--- START OF STORED RECORDS ---
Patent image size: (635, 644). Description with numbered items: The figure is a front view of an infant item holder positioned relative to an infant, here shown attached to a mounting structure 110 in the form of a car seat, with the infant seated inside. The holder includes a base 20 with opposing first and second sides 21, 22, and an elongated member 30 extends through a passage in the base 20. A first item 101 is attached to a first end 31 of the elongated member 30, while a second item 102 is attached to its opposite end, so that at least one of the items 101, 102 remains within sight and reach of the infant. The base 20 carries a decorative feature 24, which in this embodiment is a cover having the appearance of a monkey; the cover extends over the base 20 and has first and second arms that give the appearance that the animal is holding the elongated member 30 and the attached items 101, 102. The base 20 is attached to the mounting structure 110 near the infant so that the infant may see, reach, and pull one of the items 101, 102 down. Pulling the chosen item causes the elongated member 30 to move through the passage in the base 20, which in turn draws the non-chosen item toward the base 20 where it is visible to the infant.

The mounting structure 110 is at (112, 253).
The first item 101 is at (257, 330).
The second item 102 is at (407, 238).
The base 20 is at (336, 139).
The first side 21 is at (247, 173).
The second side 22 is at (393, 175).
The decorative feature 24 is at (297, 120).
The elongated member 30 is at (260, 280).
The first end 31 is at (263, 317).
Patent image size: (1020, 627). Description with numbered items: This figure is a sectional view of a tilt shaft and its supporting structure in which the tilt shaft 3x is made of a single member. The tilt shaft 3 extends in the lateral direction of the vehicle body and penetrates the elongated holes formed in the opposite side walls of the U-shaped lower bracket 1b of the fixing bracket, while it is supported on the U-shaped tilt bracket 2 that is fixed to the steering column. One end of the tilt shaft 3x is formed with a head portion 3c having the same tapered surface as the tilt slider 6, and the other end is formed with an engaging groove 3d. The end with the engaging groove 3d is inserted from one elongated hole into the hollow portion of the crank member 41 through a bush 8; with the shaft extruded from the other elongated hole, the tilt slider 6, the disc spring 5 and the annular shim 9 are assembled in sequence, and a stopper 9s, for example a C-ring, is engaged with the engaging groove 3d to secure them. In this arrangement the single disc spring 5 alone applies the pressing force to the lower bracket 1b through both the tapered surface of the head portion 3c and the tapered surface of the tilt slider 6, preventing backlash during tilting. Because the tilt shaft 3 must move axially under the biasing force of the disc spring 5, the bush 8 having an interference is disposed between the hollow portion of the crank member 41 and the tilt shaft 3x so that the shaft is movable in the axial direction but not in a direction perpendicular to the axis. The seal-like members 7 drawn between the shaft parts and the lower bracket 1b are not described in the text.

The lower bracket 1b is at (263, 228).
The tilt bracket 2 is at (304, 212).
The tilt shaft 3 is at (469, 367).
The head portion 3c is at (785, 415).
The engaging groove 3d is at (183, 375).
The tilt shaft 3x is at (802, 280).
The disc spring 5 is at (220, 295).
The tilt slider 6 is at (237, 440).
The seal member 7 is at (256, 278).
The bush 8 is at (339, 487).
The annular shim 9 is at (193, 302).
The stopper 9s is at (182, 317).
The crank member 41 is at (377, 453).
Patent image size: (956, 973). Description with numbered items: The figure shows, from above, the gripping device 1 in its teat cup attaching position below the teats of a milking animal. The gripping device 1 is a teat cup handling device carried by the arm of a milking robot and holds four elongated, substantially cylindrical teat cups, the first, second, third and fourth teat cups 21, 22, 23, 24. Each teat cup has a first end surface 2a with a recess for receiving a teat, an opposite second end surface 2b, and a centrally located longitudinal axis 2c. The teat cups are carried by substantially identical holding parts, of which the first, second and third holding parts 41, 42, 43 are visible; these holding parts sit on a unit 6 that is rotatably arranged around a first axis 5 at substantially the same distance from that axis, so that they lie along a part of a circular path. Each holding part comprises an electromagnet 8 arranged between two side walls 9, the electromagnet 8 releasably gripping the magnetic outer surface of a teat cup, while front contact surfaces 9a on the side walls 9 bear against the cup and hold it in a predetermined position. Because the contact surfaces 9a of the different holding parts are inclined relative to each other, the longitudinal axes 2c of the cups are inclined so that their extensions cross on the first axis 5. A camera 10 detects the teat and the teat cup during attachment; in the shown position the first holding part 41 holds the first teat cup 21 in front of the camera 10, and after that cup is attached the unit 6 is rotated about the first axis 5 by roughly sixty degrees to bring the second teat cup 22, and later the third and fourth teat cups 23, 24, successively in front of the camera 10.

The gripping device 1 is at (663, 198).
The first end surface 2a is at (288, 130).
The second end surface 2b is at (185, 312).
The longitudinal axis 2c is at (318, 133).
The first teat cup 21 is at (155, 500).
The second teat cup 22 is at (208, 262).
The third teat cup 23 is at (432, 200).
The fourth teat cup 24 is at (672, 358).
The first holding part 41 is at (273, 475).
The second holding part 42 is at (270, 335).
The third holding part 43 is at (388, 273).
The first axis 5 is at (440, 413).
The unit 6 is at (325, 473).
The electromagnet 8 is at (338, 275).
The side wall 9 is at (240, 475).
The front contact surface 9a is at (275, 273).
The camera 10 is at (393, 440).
--- END OF STORED RECORDS ---
--- START OF STORED RECORDS ---
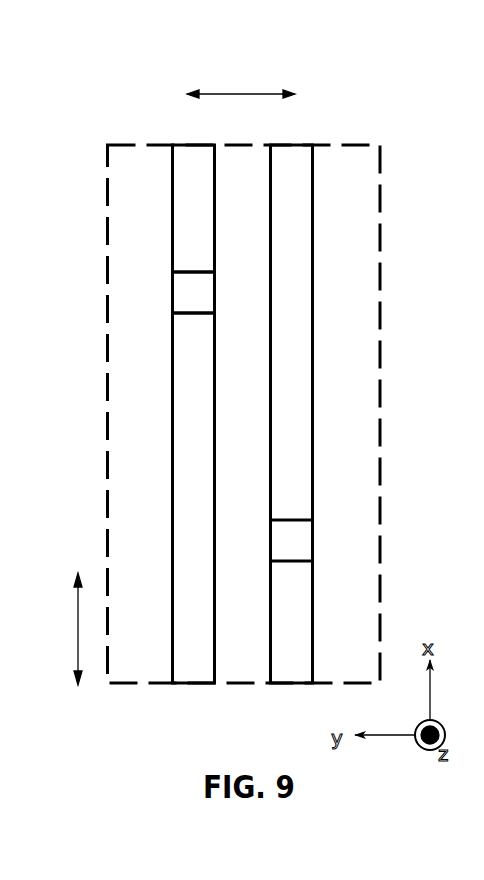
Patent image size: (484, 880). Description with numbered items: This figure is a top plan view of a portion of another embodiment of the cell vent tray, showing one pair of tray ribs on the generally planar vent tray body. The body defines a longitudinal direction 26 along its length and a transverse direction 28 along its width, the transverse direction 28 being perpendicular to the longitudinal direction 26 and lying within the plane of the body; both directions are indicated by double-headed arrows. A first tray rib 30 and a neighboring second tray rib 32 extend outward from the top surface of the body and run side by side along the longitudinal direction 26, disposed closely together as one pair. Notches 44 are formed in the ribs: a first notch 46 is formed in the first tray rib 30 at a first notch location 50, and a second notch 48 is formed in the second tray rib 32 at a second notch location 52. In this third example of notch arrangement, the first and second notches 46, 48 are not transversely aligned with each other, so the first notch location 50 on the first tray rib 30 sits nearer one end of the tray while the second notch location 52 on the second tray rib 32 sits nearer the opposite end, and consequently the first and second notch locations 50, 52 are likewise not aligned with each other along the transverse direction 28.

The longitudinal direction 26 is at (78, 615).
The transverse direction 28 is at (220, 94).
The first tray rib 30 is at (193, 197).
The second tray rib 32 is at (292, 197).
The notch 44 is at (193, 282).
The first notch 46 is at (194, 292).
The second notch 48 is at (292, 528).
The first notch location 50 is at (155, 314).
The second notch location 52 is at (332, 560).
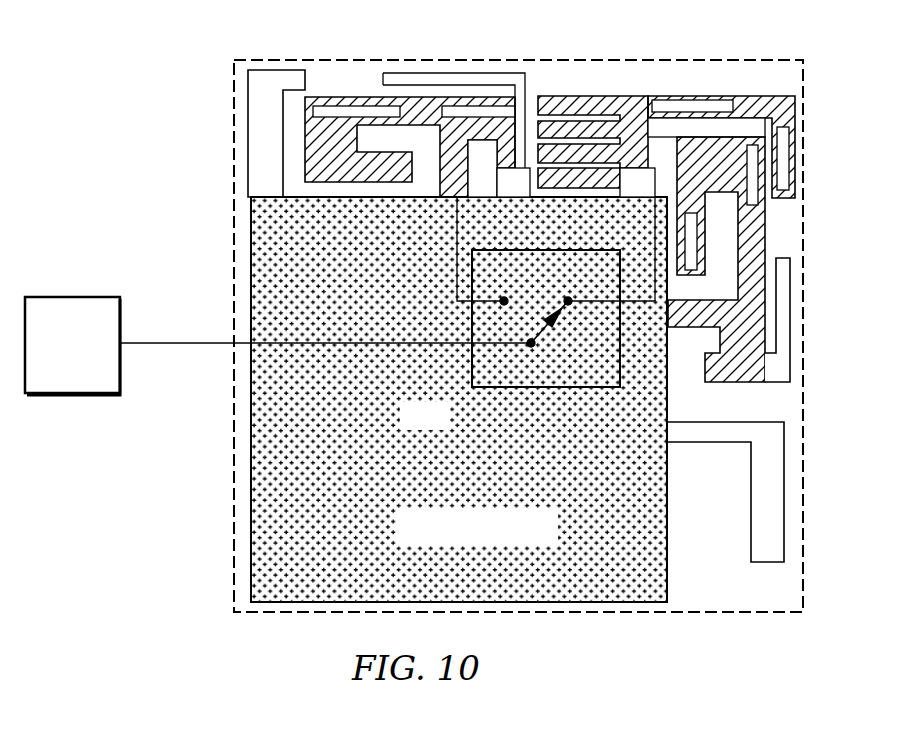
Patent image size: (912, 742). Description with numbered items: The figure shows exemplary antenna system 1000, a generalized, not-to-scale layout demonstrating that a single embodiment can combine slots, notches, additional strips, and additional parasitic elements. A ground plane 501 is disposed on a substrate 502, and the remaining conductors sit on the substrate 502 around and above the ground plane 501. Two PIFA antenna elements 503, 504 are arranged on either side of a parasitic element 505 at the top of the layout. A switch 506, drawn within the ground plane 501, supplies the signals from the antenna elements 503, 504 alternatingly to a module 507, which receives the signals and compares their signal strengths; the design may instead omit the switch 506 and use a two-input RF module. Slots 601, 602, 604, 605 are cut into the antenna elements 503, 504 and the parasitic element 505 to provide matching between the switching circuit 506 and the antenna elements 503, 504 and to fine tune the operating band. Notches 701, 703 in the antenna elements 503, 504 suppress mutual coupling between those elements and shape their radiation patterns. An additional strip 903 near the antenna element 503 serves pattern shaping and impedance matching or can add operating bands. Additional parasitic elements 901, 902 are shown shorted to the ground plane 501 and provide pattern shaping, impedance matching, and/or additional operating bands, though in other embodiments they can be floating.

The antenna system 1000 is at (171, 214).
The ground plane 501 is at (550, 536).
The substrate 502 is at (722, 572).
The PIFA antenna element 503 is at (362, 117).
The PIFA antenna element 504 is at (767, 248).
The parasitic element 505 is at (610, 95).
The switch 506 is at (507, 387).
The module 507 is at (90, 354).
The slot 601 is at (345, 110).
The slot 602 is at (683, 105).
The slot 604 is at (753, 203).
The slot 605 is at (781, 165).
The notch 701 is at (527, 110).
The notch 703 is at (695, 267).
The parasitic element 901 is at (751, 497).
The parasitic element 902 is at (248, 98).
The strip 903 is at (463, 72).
--- END OF STORED RECORDS ---
WHAT YOU ARE ASKED TO DO:
Repeat the material starting with the line that contains "Patent image size: (484, 880)." and going on through the line that contains "The second notch location 52 is", with "top plan view" swapped for "overhead view" and nothing else altered.

WRITTEN ANSWER:
Patent image size: (484, 880). Description with numbered items: This figure is a overhead view of a portion of another embodiment of the cell vent tray, showing one pair of tray ribs on the generally planar vent tray body. The body defines a longitudinal direction 26 along its length and a transverse direction 28 along its width, the transverse direction 28 being perpendicular to the longitudinal direction 26 and lying within the plane of the body; both directions are indicated by double-headed arrows. A first tray rib 30 and a neighboring second tray rib 32 extend outward from the top surface of the body and run side by side along the longitudinal direction 26, disposed closely together as one pair. Notches 44 are formed in the ribs: a first notch 46 is formed in the first tray rib 30 at a first notch location 50, and a second notch 48 is formed in the second tray rib 32 at a second notch location 52. In this third example of notch arrangement, the first and second notches 46, 48 are not transversely aligned with each other, so the first notch location 50 on the first tray rib 30 sits nearer one end of the tray while the second notch location 52 on the second tray rib 32 sits nearer the opposite end, and consequently the first and second notch locations 50, 52 are likewise not aligned with each other along the transverse direction 28.

The longitudinal direction 26 is at (78, 615).
The transverse direction 28 is at (220, 94).
The first tray rib 30 is at (193, 197).
The second tray rib 32 is at (292, 197).
The notch 44 is at (193, 282).
The first notch 46 is at (194, 292).
The second notch 48 is at (292, 528).
The first notch location 50 is at (155, 314).
The second notch location 52 is at (332, 560).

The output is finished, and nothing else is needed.